▼▼▼

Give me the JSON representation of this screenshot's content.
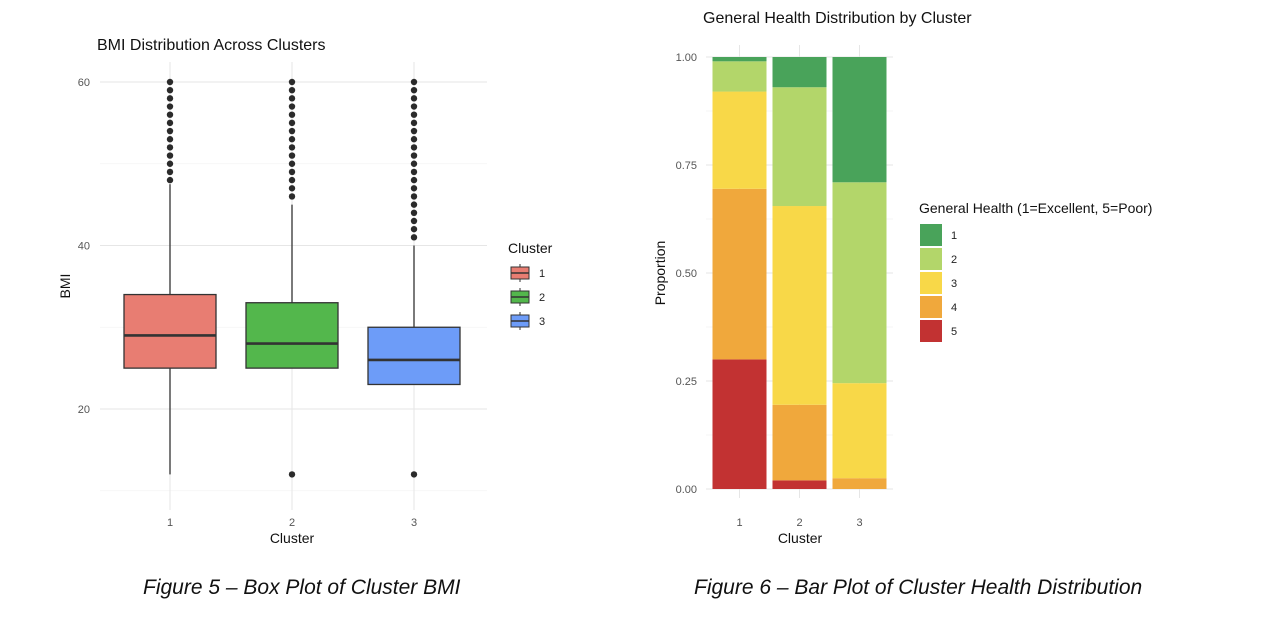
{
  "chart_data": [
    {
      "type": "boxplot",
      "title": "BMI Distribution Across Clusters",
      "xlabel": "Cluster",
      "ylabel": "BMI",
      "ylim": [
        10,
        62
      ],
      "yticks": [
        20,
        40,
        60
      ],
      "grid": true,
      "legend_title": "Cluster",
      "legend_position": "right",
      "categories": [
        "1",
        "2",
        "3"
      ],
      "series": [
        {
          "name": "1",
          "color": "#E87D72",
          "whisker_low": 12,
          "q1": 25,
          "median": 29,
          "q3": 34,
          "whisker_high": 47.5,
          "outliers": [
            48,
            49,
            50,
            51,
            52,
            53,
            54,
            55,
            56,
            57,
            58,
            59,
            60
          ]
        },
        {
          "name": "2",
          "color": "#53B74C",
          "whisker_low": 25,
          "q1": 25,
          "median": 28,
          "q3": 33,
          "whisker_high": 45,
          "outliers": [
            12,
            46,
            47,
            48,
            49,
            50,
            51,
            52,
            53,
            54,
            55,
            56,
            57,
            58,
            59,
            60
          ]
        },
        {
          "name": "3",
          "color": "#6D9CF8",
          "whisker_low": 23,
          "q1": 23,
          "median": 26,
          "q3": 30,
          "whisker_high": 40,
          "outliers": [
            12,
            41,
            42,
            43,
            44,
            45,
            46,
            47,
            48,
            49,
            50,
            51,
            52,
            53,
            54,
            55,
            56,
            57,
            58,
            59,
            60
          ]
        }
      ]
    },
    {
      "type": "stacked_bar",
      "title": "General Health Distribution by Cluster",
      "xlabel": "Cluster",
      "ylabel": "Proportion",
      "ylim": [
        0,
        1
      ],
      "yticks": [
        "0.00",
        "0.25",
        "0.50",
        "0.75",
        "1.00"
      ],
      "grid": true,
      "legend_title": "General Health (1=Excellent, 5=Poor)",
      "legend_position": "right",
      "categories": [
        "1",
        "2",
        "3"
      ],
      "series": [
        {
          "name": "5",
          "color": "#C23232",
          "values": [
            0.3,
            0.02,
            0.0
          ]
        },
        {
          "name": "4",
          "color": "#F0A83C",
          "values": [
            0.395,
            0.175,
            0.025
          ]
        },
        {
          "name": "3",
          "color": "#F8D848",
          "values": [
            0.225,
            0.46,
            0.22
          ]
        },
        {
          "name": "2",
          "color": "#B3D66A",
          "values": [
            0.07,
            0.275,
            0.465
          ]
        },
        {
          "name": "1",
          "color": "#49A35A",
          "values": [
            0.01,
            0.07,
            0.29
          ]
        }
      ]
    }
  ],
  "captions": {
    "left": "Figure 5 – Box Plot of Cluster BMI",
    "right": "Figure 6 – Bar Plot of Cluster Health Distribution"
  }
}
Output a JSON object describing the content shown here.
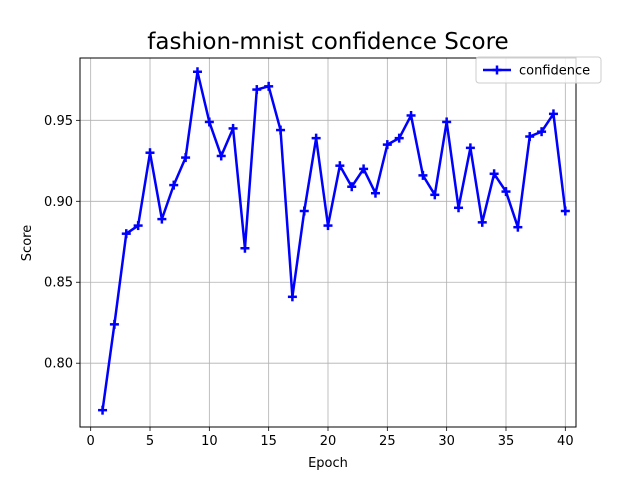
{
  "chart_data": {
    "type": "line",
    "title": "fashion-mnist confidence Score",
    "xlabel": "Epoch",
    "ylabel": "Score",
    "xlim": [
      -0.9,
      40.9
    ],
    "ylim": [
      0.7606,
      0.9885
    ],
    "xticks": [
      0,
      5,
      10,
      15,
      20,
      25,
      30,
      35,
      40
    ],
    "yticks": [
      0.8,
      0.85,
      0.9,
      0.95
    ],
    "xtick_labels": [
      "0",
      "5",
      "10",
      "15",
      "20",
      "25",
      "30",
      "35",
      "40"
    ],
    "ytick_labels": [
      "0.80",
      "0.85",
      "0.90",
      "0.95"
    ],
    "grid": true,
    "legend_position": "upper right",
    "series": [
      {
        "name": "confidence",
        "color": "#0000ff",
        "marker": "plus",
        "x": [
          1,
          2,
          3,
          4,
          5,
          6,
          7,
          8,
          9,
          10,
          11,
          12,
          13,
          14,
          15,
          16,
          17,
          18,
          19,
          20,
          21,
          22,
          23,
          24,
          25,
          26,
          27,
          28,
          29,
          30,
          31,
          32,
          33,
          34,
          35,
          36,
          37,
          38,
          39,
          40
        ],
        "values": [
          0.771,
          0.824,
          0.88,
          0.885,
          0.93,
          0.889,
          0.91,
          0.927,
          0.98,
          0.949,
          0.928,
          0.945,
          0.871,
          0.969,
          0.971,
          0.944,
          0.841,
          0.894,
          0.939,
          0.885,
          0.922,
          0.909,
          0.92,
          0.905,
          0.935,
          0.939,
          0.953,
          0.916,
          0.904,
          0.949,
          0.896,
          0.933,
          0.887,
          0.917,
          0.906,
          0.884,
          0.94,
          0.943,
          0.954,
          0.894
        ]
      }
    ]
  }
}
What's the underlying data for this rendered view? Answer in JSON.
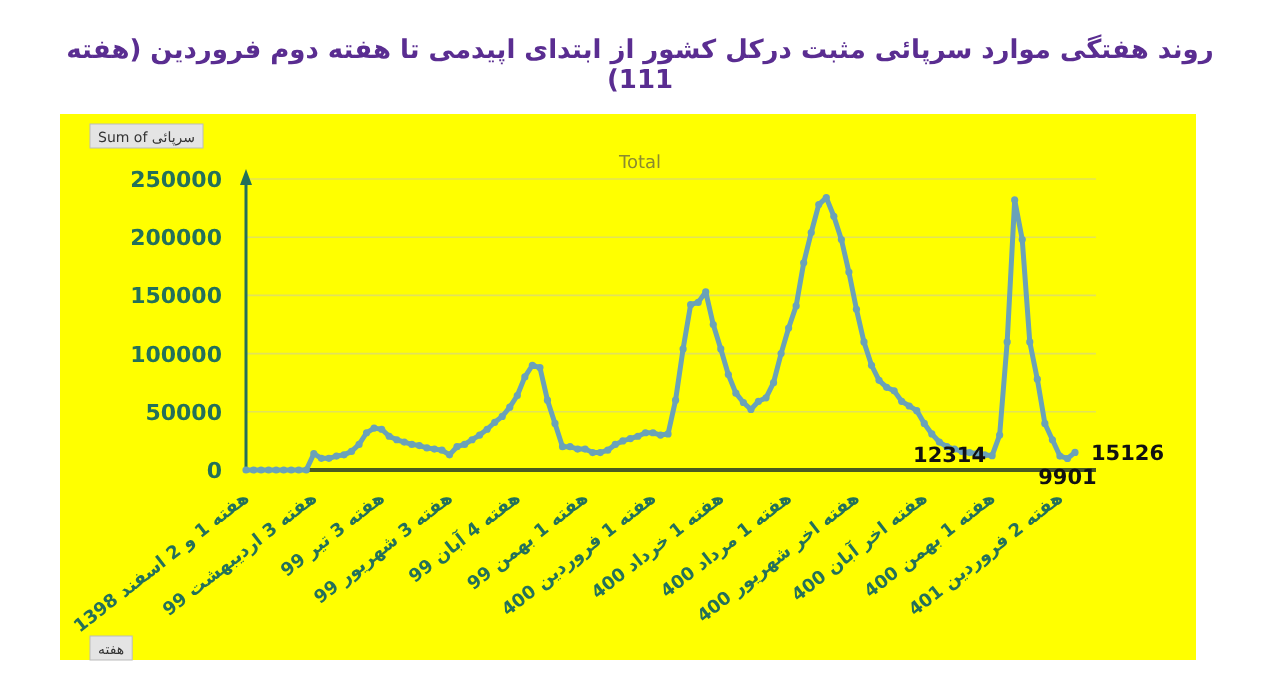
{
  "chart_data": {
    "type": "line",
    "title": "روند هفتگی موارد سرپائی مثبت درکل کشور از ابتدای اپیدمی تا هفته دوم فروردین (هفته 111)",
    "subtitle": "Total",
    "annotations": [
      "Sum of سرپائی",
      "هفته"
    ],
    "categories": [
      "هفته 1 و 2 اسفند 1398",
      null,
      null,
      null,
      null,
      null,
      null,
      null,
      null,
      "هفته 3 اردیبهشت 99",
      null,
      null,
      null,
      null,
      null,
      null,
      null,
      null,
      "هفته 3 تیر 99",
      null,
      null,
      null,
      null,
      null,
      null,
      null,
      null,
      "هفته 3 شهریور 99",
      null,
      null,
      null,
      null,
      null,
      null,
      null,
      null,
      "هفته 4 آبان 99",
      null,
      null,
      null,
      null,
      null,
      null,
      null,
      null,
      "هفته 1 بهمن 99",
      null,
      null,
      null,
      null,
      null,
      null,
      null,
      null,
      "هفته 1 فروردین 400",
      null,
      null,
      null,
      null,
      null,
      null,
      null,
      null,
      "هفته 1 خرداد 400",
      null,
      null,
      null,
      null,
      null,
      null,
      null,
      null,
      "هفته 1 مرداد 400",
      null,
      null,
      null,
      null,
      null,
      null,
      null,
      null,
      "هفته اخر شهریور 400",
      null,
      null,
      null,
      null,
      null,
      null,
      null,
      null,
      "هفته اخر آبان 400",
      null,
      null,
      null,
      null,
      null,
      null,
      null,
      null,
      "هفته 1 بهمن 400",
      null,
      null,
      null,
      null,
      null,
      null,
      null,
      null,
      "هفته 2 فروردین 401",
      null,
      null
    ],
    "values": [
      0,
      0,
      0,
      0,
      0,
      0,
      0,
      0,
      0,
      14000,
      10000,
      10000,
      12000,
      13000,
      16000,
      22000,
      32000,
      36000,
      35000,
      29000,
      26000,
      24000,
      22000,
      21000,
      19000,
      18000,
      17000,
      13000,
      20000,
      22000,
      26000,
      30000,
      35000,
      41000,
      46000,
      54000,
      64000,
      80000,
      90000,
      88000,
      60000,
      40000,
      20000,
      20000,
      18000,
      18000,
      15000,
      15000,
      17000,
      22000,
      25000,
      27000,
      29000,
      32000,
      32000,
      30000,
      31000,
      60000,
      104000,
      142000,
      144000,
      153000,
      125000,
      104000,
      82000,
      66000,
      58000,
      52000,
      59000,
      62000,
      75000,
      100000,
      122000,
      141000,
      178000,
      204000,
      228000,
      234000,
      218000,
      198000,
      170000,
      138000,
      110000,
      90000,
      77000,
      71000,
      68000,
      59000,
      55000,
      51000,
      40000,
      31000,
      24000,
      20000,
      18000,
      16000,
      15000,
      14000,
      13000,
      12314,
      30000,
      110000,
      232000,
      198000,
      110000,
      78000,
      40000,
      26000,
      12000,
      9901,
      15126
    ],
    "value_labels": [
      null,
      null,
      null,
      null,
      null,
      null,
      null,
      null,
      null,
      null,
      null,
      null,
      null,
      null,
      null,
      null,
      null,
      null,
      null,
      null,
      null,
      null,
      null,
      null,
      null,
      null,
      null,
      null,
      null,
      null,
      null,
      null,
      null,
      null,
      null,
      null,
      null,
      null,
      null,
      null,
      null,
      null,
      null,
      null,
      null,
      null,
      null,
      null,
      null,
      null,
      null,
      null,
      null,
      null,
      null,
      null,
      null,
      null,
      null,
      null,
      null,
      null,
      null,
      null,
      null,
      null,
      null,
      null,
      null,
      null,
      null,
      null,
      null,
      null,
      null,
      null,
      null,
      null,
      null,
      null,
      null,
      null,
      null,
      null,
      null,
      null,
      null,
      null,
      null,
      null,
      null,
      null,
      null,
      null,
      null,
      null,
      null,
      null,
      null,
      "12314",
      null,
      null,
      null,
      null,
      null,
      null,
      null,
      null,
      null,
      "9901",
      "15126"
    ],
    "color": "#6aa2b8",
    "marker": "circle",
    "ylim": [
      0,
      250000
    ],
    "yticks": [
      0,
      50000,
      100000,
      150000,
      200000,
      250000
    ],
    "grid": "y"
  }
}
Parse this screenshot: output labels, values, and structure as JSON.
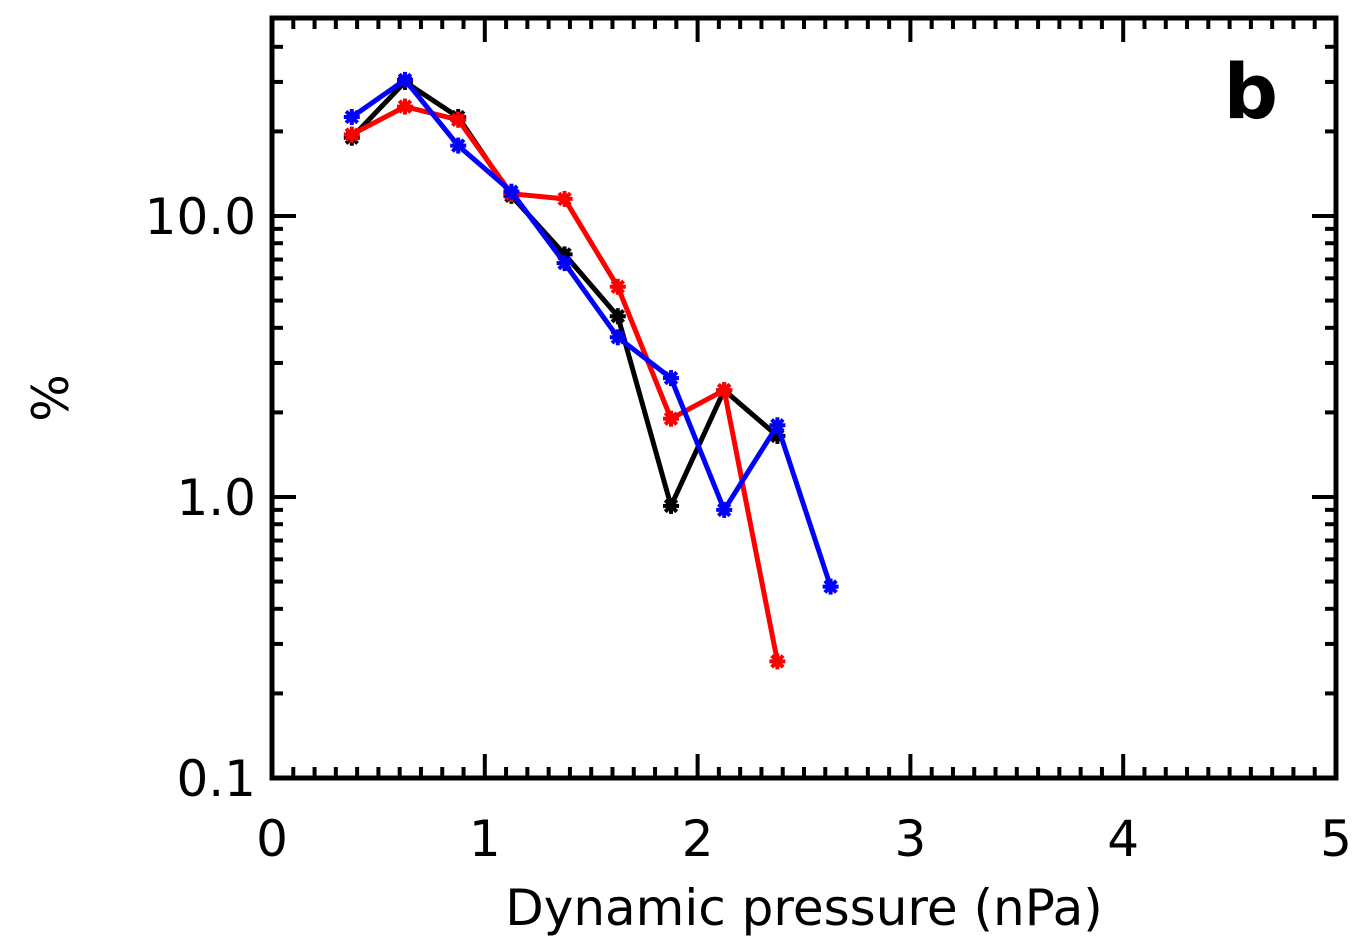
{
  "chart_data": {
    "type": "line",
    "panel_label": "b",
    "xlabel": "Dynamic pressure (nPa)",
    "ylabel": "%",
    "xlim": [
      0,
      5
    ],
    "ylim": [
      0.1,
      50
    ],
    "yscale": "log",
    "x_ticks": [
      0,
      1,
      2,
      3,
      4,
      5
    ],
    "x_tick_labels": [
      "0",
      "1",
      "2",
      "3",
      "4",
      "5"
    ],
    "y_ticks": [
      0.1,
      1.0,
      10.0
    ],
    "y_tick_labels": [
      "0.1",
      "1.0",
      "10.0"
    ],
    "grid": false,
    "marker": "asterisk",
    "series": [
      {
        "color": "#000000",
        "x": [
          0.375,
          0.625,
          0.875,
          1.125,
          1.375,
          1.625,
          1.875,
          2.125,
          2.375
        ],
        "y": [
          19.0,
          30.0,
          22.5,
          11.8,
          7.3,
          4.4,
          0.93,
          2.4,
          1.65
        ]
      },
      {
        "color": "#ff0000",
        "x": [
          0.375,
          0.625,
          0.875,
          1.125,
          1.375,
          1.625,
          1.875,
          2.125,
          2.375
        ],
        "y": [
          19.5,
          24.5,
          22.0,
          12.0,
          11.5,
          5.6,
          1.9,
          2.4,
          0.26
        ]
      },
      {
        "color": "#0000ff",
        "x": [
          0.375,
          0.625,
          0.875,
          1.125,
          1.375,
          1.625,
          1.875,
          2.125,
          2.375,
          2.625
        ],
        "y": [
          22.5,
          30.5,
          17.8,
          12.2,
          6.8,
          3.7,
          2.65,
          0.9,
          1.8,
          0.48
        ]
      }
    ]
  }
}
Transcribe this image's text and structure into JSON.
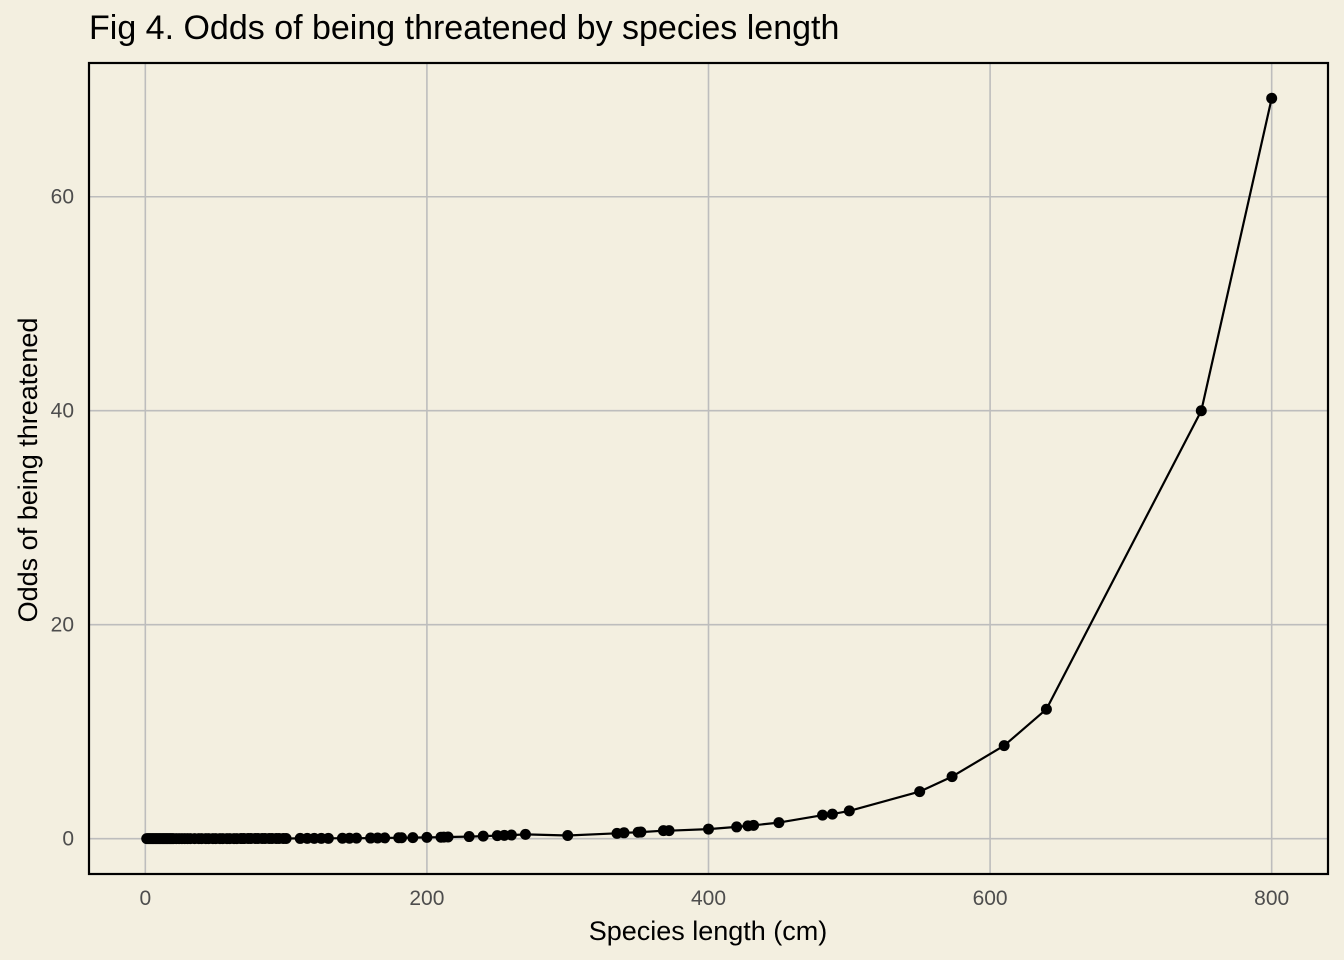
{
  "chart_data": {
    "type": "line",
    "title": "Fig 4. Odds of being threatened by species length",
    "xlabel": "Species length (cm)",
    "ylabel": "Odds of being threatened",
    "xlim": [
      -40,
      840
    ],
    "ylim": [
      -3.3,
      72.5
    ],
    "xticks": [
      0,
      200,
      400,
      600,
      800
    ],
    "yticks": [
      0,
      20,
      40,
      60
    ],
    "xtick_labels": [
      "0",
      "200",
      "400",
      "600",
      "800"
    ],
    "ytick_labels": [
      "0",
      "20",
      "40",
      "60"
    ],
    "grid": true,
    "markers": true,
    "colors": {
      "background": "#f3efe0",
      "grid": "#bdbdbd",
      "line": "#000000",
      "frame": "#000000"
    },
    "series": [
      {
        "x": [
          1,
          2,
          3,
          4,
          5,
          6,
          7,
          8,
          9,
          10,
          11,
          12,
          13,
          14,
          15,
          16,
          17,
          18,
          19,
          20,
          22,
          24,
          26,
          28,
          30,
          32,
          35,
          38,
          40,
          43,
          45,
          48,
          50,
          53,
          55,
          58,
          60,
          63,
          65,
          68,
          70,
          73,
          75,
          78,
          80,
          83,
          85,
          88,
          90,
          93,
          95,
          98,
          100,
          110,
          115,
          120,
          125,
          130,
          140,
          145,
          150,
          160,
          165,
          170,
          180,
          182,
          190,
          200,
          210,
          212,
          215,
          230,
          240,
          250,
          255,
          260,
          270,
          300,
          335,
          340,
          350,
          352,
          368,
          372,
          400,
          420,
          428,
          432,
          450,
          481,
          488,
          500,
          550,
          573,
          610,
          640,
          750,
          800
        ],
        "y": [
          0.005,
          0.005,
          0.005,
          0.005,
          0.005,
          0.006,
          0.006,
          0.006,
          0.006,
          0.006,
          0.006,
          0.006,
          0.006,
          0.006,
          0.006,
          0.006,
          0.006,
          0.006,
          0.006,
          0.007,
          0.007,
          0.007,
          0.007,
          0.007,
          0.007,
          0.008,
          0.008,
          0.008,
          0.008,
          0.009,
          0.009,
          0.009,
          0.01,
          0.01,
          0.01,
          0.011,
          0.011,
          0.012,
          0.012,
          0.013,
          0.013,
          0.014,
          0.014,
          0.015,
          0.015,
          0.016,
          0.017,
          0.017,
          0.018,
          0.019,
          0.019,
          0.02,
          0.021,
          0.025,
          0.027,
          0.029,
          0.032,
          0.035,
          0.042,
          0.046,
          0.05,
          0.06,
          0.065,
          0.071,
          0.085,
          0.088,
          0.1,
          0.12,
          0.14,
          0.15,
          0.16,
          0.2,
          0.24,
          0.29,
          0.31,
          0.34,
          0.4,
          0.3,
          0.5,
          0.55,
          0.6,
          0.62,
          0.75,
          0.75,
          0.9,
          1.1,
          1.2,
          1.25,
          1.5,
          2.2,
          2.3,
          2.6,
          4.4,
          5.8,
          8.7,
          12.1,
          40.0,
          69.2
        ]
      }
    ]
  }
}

▲▲▲

• WHAT THE TASK ASKS
In the entries above, identify every line with the string "confidence".

• RESPONSE TO THE TASK
    "title": "fashion-mnist confidence Score",
        "name": "confidence",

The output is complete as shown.